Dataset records
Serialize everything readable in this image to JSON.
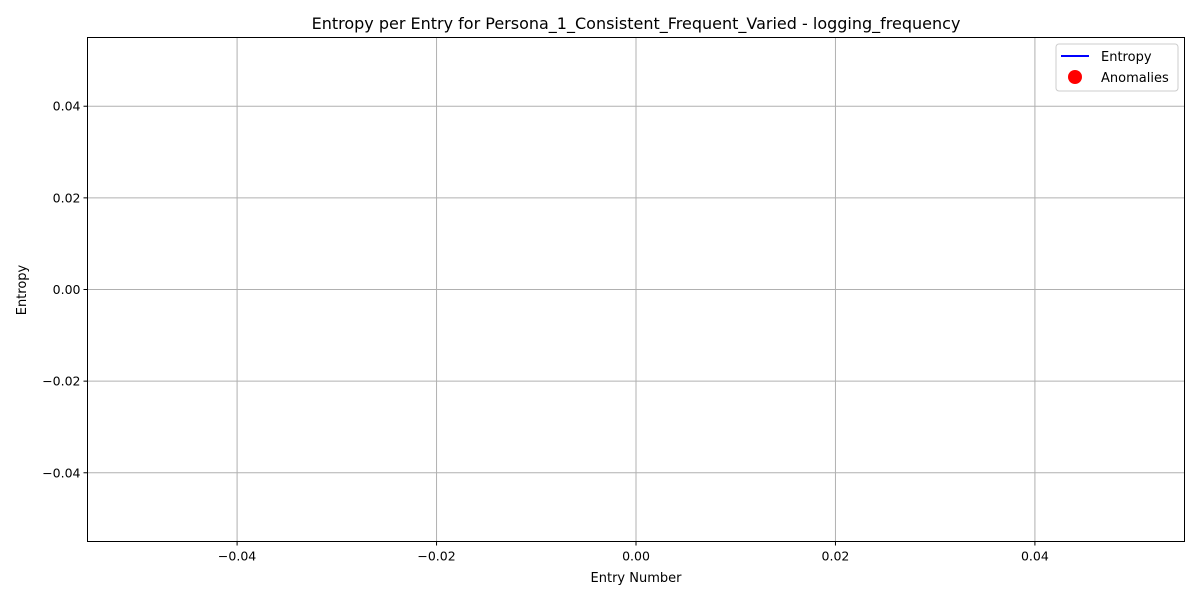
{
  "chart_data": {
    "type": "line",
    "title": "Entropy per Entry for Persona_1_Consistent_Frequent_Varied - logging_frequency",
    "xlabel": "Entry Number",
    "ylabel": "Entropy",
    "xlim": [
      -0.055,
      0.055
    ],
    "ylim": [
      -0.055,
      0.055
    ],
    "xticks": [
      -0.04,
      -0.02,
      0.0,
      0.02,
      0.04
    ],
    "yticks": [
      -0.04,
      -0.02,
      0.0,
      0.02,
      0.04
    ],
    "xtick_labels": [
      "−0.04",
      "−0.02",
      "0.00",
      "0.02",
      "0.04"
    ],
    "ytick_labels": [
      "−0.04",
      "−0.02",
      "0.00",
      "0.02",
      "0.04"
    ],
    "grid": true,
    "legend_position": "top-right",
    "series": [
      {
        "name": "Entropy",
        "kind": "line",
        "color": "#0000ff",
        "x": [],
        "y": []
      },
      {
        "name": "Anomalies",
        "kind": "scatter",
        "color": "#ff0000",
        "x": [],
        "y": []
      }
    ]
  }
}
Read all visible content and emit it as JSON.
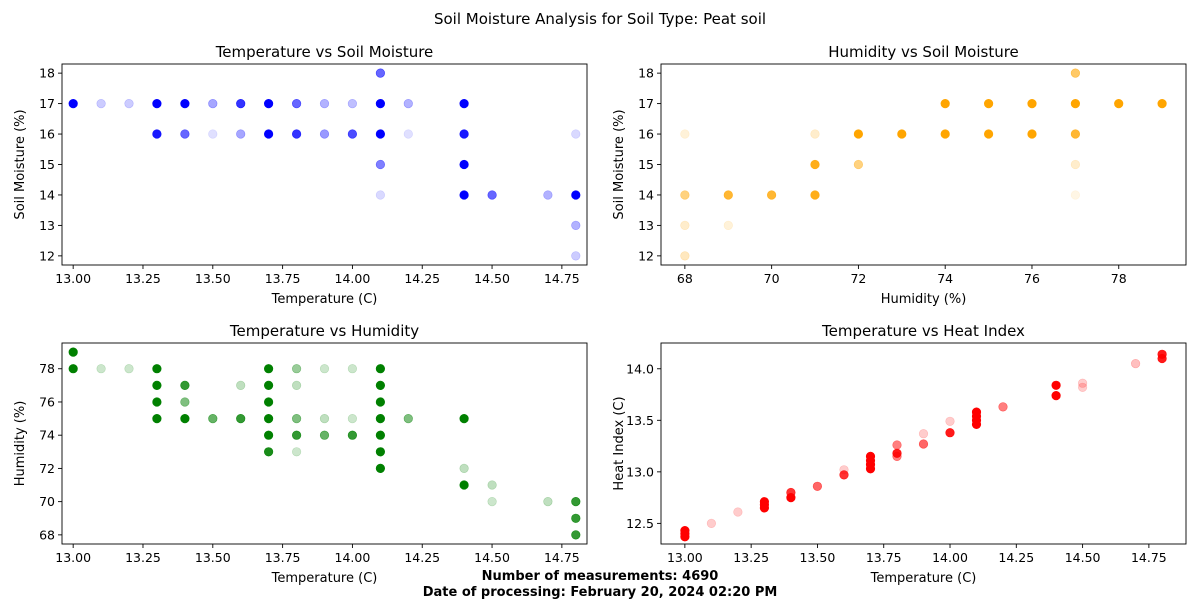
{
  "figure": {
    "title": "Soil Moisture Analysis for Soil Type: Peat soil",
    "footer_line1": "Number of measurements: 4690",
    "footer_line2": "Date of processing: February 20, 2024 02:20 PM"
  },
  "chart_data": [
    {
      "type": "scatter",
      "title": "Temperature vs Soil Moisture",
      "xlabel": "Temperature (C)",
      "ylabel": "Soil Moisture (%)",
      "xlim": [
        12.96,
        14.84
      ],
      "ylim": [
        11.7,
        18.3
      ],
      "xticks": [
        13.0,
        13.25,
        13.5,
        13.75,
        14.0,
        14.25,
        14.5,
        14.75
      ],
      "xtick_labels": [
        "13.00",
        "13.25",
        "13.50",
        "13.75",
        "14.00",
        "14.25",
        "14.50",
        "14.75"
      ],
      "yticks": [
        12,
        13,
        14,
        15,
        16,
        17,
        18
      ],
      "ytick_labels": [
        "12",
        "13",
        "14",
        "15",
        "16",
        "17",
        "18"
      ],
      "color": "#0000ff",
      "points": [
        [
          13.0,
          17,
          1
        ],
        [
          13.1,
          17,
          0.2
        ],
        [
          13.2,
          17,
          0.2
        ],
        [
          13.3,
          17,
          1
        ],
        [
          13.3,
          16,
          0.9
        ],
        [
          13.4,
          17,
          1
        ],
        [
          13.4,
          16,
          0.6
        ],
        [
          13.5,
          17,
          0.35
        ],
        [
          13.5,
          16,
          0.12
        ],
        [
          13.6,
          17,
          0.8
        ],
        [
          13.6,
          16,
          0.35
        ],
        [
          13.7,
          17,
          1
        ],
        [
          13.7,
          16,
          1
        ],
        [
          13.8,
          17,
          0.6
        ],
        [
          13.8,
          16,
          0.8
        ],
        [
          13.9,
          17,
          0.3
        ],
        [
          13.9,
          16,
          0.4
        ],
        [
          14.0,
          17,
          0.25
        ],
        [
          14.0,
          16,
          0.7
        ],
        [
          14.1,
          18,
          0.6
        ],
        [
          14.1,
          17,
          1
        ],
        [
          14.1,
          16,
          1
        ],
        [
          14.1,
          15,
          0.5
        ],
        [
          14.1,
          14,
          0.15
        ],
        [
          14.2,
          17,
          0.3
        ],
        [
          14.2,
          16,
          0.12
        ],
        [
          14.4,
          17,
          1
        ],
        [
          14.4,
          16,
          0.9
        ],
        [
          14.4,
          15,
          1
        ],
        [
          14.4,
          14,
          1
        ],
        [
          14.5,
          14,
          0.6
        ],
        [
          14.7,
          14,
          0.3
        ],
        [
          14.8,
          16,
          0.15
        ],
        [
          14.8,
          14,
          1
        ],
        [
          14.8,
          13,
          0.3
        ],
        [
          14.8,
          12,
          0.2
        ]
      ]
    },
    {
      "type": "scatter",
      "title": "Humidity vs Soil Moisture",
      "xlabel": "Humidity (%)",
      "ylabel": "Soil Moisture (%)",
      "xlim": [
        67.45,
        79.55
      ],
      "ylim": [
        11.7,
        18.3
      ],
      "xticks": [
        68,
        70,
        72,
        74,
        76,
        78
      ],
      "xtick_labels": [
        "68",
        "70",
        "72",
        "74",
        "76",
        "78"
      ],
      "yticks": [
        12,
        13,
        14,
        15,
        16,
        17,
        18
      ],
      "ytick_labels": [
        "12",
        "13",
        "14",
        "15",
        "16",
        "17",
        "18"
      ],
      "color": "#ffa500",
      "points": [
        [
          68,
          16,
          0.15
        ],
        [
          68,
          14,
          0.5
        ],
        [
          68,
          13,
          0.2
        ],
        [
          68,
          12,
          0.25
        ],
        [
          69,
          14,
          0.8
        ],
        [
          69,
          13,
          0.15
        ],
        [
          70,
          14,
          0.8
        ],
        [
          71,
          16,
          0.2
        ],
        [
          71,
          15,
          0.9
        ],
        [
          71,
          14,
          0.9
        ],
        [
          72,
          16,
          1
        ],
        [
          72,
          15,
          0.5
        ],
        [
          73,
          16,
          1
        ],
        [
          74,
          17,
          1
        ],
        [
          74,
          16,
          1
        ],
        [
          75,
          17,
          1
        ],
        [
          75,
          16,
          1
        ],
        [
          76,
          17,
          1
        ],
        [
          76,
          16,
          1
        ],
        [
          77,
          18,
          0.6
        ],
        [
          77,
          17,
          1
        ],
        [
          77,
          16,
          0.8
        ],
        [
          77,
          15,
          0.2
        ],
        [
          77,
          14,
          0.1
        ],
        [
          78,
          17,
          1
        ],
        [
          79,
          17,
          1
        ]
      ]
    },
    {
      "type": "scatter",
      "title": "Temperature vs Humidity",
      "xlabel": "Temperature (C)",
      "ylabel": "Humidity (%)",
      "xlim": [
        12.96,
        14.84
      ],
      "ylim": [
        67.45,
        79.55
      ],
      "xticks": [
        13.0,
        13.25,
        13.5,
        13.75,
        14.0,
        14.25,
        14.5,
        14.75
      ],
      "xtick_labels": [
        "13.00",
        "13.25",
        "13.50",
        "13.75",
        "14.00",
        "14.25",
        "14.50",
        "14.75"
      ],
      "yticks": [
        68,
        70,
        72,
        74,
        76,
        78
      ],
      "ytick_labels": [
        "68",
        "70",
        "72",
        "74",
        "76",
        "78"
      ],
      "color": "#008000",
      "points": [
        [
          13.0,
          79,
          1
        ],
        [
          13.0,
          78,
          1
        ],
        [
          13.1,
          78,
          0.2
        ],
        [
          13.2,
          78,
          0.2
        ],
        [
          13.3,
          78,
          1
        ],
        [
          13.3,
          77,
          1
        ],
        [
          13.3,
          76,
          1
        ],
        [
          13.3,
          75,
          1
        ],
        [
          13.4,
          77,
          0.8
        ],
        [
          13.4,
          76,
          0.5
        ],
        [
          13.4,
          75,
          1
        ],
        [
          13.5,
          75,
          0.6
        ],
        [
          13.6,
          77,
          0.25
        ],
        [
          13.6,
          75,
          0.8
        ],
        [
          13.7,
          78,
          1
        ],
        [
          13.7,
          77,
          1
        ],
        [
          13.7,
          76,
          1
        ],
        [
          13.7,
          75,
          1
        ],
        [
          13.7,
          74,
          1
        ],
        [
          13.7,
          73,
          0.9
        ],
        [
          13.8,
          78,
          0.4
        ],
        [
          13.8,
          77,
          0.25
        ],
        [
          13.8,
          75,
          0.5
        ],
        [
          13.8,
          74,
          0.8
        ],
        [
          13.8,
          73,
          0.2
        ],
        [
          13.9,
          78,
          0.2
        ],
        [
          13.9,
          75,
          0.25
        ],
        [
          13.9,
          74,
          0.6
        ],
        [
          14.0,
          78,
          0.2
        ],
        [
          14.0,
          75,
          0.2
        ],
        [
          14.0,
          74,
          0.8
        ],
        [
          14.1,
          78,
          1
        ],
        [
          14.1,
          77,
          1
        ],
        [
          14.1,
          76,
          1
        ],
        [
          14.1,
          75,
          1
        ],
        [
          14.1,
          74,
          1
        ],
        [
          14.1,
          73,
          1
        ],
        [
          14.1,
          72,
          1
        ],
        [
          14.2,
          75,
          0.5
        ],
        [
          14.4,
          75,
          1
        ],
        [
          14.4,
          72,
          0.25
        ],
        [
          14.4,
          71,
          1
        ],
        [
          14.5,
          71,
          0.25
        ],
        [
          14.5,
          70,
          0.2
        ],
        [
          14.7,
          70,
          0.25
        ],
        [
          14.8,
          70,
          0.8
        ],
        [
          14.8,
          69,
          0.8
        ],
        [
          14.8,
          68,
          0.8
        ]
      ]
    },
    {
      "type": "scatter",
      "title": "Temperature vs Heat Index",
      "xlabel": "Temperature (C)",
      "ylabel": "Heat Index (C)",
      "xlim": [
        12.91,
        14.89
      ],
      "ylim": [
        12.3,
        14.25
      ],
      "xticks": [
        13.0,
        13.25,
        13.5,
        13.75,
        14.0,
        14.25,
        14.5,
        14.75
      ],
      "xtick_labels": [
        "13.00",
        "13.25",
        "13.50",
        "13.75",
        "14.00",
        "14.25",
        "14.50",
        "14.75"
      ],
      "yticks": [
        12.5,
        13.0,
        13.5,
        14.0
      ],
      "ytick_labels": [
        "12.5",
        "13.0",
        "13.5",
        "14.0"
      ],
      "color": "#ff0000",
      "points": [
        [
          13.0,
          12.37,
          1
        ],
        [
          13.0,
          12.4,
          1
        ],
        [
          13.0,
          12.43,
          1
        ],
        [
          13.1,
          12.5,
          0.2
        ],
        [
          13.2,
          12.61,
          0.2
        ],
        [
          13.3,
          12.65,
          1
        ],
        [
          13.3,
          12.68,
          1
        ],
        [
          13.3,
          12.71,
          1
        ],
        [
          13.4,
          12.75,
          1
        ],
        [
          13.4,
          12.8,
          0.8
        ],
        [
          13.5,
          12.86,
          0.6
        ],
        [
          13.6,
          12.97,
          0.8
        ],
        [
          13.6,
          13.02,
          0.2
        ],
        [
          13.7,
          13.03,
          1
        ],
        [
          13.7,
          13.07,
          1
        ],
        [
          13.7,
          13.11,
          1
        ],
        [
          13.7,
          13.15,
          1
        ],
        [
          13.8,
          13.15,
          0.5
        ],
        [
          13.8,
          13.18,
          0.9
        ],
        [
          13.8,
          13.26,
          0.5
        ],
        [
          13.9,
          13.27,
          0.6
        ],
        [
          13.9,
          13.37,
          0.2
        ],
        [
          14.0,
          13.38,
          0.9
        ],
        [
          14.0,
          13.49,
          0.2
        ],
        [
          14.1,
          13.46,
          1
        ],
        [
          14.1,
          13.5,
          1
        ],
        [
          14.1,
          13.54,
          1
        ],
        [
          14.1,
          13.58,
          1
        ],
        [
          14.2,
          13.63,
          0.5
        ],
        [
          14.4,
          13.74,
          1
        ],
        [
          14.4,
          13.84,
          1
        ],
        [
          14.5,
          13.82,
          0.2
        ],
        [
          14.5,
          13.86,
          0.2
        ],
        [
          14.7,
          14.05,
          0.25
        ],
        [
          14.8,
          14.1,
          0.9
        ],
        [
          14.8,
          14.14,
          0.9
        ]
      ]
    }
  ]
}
* * *
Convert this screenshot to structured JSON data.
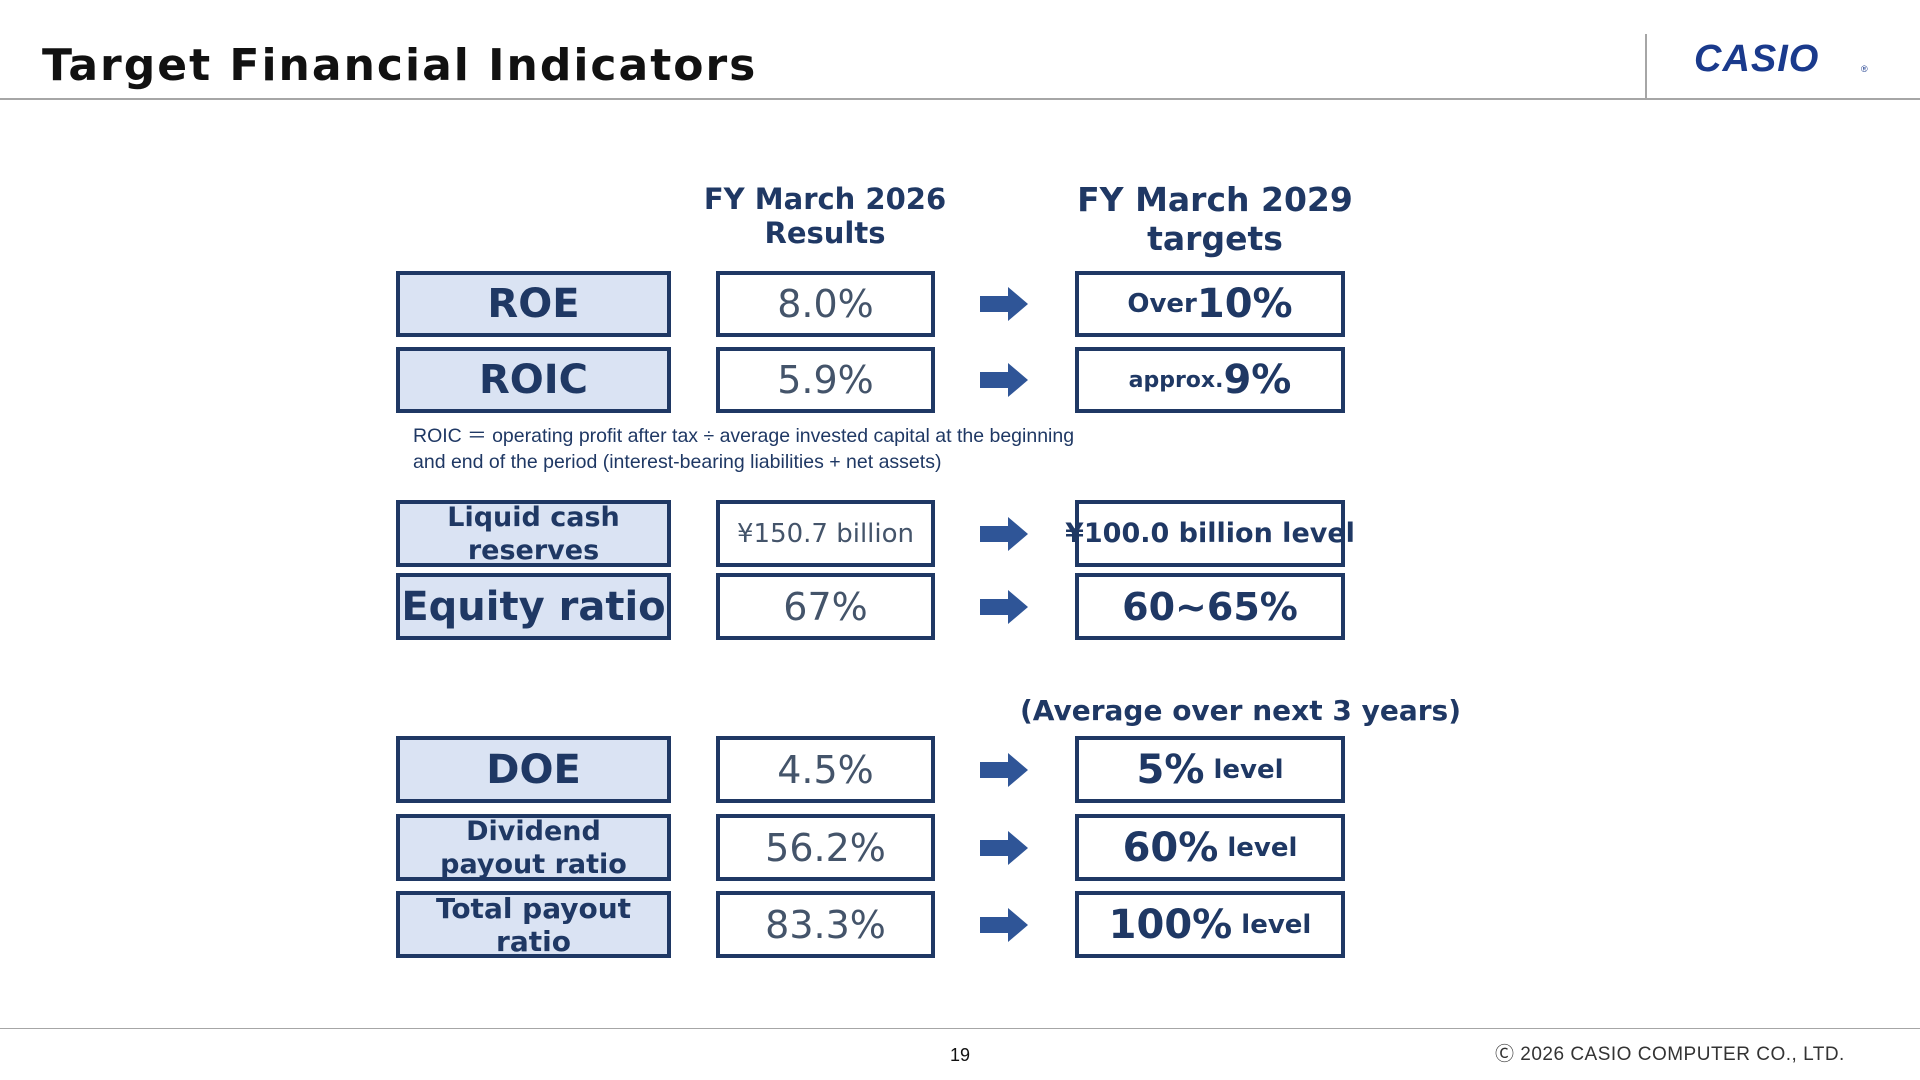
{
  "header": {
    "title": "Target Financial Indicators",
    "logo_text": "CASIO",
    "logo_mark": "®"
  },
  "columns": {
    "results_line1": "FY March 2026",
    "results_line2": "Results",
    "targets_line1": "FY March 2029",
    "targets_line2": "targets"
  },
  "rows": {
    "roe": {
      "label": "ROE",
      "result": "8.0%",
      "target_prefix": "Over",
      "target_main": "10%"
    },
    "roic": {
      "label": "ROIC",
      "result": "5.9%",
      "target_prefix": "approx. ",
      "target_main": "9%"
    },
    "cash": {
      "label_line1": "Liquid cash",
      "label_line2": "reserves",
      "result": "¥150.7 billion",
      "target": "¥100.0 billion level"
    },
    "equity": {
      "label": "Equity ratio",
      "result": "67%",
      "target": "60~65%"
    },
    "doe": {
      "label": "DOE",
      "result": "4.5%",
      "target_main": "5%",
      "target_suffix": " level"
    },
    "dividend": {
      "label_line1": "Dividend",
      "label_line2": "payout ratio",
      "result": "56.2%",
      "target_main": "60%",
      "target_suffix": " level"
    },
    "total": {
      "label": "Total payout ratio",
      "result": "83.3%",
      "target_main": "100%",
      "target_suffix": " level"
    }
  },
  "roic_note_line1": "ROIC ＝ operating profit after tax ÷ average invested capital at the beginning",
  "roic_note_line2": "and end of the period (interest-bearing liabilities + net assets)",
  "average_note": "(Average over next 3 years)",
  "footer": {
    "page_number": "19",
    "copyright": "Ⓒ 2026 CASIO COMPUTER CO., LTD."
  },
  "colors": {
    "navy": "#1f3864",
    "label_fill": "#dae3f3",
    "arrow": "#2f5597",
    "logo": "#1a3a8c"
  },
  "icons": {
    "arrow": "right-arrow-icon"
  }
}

What this task involves:
Copy each line of the entries that includes the word "March".

Written answer:
    "results_line1": "FY March 2026",
    "targets_line1": "FY March 2029",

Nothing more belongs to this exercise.